▸ **TEXT PROVIDED**:

# # # # #

Fluent-bit: [BUG] in_tail plugin isn't continue watch log file after logrotate was ran on k8s logs file.

Created on 12 Sep 2017 · 26Comments · Source: fluent/fluent-bit

I have run fluent-bit for k8s, but after run logrotate, in_tail is not watch log file, which has been rotated.
My fluentbit config:

[SERVICE]
  Flush        5
  Daemon       Off
  Log_Level    debug
  Parsers_File parsers.conf

[INPUT]
  Name          tail
  Tag           kube.*
  Path          /log/*_default_*.log
  DB            /log/kube.db
  Mem_Buf_Limit 5MB
[OUTPUT]
  Name stdout
  Match *

My logrotate config

/var/lib/docker/containers/*/*.log {
    daily
    rotate 1
    copytruncate
    compress
    delaycompress
    missingok
    notifempty
}

I thinks something was wrong after logs file has changed outside container, how I reproduce: I run a fluent-bit containers in docker, mount volume [current_folder]:/log

Append log inside containers:

# Run this command inside fluent-bit container
$ echo '{"log":"hello world","stream":"stdout","time":"2017-08-14T07:16:44.331313977Z"}' >> message_default_inside.log
# This work!

append log outside of container

# Run this command outside of fluent-bit container
$ echo '{"log":"hello world","stream":"stdout","time":"2017-08-14T07:16:44.331313977Z"}' >> message_default_outside.log
# This not work!

Trying start, restart sometime.

bug fixed

Source

duythinht

Most helpful comment

I challenge the similar behaviour. We discovered it's related to logrotate "copytruncate" option.

copytruncate

          Truncate the original log file in place after creating a copy, instead of moving the old log file and optionally creating a new one.  It can be used when some program cannot be told to
          close  its logfile and thus might continue writing (appending) to the previous log file forever.  Note that there is a very small time slice between copying the file and truncating it,
          so some logging data might be lost.  When this option is used, the create option will have no effect, as the old log file stays in place.

Fluent bit should recognize number of lines in file, and if that is < then the previous value, it should re-read the file from scratch + reset it's position (whatever to get un-blocked).

epcim on 5 Feb 2018

👍2

All 26 comments

note that when a third-party tool rotate a file Fluent Bit catch this event (which is a file rename), and what it does is to keep monitoring the rotated file for the next 5 seconds (Rotate_Wait option), after that is not longer monitored.

# # # # #

▸ **MATERIAL PROVIDED**:
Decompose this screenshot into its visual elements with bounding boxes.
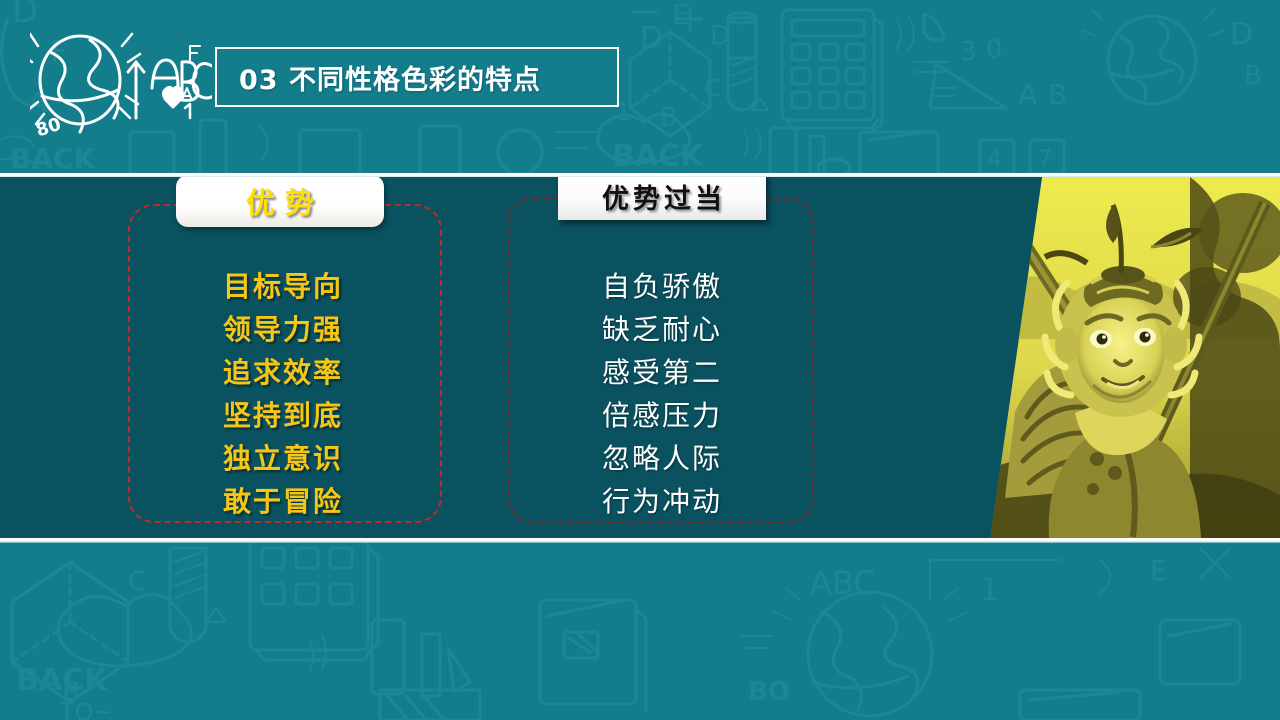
list-item: 敢于冒险 (223, 480, 343, 523)
slide-header: 80 03 不同性格色彩的特点 (0, 0, 1280, 175)
list-item: 自负骄傲 (602, 265, 722, 308)
slide-footer: 黄色 性格优势特征 头条 @职场文先生 广东龙网 (0, 542, 1280, 720)
globe-abc-doodle: 80 (30, 22, 212, 140)
list-item: 追求效率 (223, 351, 343, 394)
list-item: 领导力强 (223, 308, 343, 351)
list-item: 行为冲动 (602, 480, 722, 523)
slide-root: D F A D E D C B 1 (0, 0, 1280, 720)
list-item: 目标导向 (223, 265, 343, 308)
content-panel: 优势 目标导向 领导力强 追求效率 坚持到底 独立意识 敢于冒险 优势过当 自负… (0, 177, 1280, 538)
monkey-king-duotone-photo (975, 177, 1280, 538)
list-item: 坚持到底 (223, 394, 343, 437)
page-title: 03 不同性格色彩的特点 (217, 58, 541, 97)
advantages-list: 目标导向 领导力强 追求效率 坚持到底 独立意识 敢于冒险 (127, 265, 439, 523)
excess-tab-label: 优势过当 (598, 177, 726, 216)
advantages-tab[interactable]: 优势 (176, 177, 384, 227)
list-item: 感受第二 (602, 351, 722, 394)
excess-list: 自负骄傲 缺乏耐心 感受第二 倍感压力 忽略人际 行为冲动 (506, 265, 818, 523)
advantages-tab-label: 优势 (236, 180, 324, 222)
list-item: 独立意识 (223, 437, 343, 480)
list-item: 倍感压力 (602, 394, 722, 437)
section-title-box: 03 不同性格色彩的特点 (215, 47, 619, 107)
list-item: 缺乏耐心 (602, 308, 722, 351)
excess-tab[interactable]: 优势过当 (558, 177, 766, 220)
list-item: 忽略人际 (602, 437, 722, 480)
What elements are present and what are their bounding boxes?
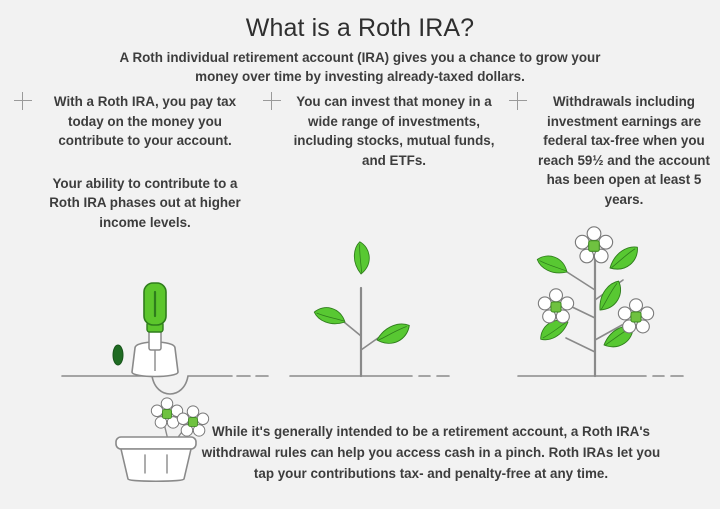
daisy-icon bbox=[618, 299, 653, 333]
column-1-paragraph-1: With a Roth IRA, you pay tax today on th… bbox=[14, 92, 250, 151]
leaf-icon bbox=[354, 242, 369, 274]
leaf-icon bbox=[374, 320, 413, 348]
plant-branch-mid-left bbox=[568, 305, 595, 318]
daisy-icon bbox=[575, 227, 612, 263]
seed-icon bbox=[113, 345, 123, 365]
trowel-handle bbox=[144, 283, 166, 325]
column-contribute: With a Roth IRA, you pay tax today on th… bbox=[14, 92, 250, 233]
footer-text: While it's generally intended to be a re… bbox=[193, 421, 669, 484]
leaf-icon bbox=[312, 303, 347, 328]
column-withdraw: Withdrawals including investment earning… bbox=[509, 92, 717, 210]
plus-icon bbox=[509, 92, 527, 110]
leaf-icon bbox=[606, 242, 643, 275]
leaf-icon bbox=[536, 315, 571, 344]
basket-body bbox=[121, 449, 191, 481]
column-invest: You can invest that money in a wide rang… bbox=[263, 92, 499, 170]
basket-flower-stem-left bbox=[162, 415, 168, 440]
plant-branch-lower-left bbox=[566, 338, 595, 352]
page-subtitle: A Roth individual retirement account (IR… bbox=[110, 48, 610, 86]
basket-rim bbox=[116, 437, 196, 449]
daisy-icon bbox=[151, 398, 182, 428]
leaf-icon bbox=[535, 251, 571, 278]
sapling-branch-right bbox=[361, 338, 378, 350]
ground-line-solid bbox=[62, 376, 232, 394]
trowel-ferrule bbox=[147, 322, 163, 332]
plus-icon bbox=[14, 92, 32, 110]
leaf-icon bbox=[594, 278, 627, 315]
column-1-paragraph-2: Your ability to contribute to a Roth IRA… bbox=[14, 174, 250, 233]
column-2-paragraph-1: You can invest that money in a wide rang… bbox=[263, 92, 499, 170]
illustration-trowel-and-seed bbox=[62, 283, 268, 394]
daisy-icon bbox=[538, 289, 573, 323]
roth-ira-infographic: What is a Roth IRA? A Roth individual re… bbox=[0, 0, 720, 509]
plant-branch-upper-left bbox=[567, 272, 595, 290]
leaf-icon bbox=[600, 322, 638, 353]
illustration-sapling bbox=[290, 242, 449, 376]
trowel-shaft bbox=[149, 328, 161, 350]
basket-flower-stem-right bbox=[176, 421, 190, 440]
illustration-flowering-plant bbox=[518, 227, 683, 376]
page-title: What is a Roth IRA? bbox=[0, 14, 720, 43]
sapling-branch-left bbox=[344, 322, 361, 336]
trowel-blade bbox=[132, 342, 178, 377]
plus-icon bbox=[263, 92, 281, 110]
plant-branch-mid-right bbox=[595, 325, 622, 340]
plant-branch-upper-right bbox=[595, 280, 623, 300]
column-3-paragraph-1: Withdrawals including investment earning… bbox=[509, 92, 717, 210]
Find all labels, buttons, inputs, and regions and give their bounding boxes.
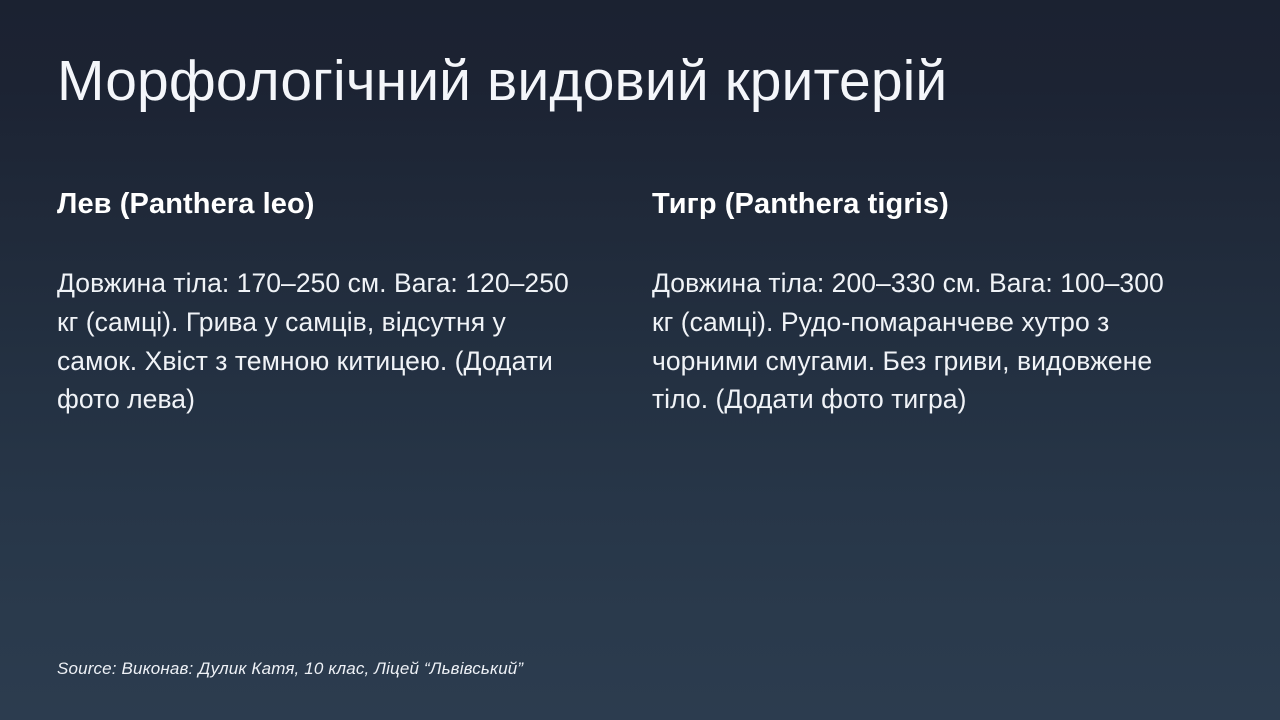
column-body-lion: Довжина тіла: 170–250 см. Вага: 120–250 … <box>57 264 575 419</box>
column-heading-lion: Лев (Panthera leo) <box>57 186 575 222</box>
column-tiger: Тигр (Panthera tigris) Довжина тіла: 200… <box>652 186 1170 419</box>
column-lion: Лев (Panthera leo) Довжина тіла: 170–250… <box>57 186 575 419</box>
content-columns: Лев (Panthera leo) Довжина тіла: 170–250… <box>57 186 1223 419</box>
column-heading-tiger: Тигр (Panthera tigris) <box>652 186 1170 222</box>
presentation-slide: Морфологічний видовий критерій Лев (Pant… <box>0 0 1280 720</box>
page-title: Морфологічний видовий критерій <box>57 50 1217 114</box>
column-body-tiger: Довжина тіла: 200–330 см. Вага: 100–300 … <box>652 264 1170 419</box>
source-note: Source: Виконав: Дулик Катя, 10 клас, Лі… <box>57 658 523 680</box>
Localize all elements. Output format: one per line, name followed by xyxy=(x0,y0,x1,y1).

# # # # #

▸ **TO BE DONE**:
Continue the Fluent Bit log rotation thread above from the point where it stops.

▸ **EXERCISE RESULT**:
Now when a file is rotated, likely the original application that create the logs will re-create the file (same name), but in order to let Fluent Bit catch that file creation it needs to re-scan the path, this operation is handled by the Refresh_Interval option, by default it re-scan every 60 seconds, I suggest to keep this value low as 5 seconds.

If the issue mentioned do not address the problem explained above, please provide detailed steps to try to reproduce the problem.

edsiper on 27 Sep 2017

@duythinht is there any pending question/issue on your side ?

edsiper on 13 Oct 2017

I'm still troubleshoot this issue. Sometime tail keep working, sometime it's not working (after logrotate running)

duythinht on 14 Oct 2017

I'm also with same issue.
When my app rotates the file fluent-bit container provides this error plugins/in_tail/tail_file.c:688 errno=2
and the log stop being monitored and fluent-bit container gets frozen.
Trying today to change the refresh-interval as @edsiper mentioned and then i will provide feedback.

hdiass on 25 Oct 2017

Changed the refresh-interval didn't helped.. when file rotated fluent-bit didn't monitored it anymore, needed to restart the fluent container.

hdiass on 26 Oct 2017

@hdiass 0.12.7 has been released, please upgrade to that version and let us know if the issue persists.

edsiper on 2 Nov 2017

Hello @edsiper, i upgraded fluent-bit but even though same issue, when file rotates its read anymore by fluent-bit and stays in loop trying to read the file. i've turned on the debug log level to post here the behaviour, if it helps.

[2017/11/06 22:03:07] [debug] [task] destroy task=0x7fca0023c0e0 (task_id=0)
[2017/11/06 22:03:07] [debug] [dyntag tail.0] 0x7fca0028b120 destroy (tag=tail.0)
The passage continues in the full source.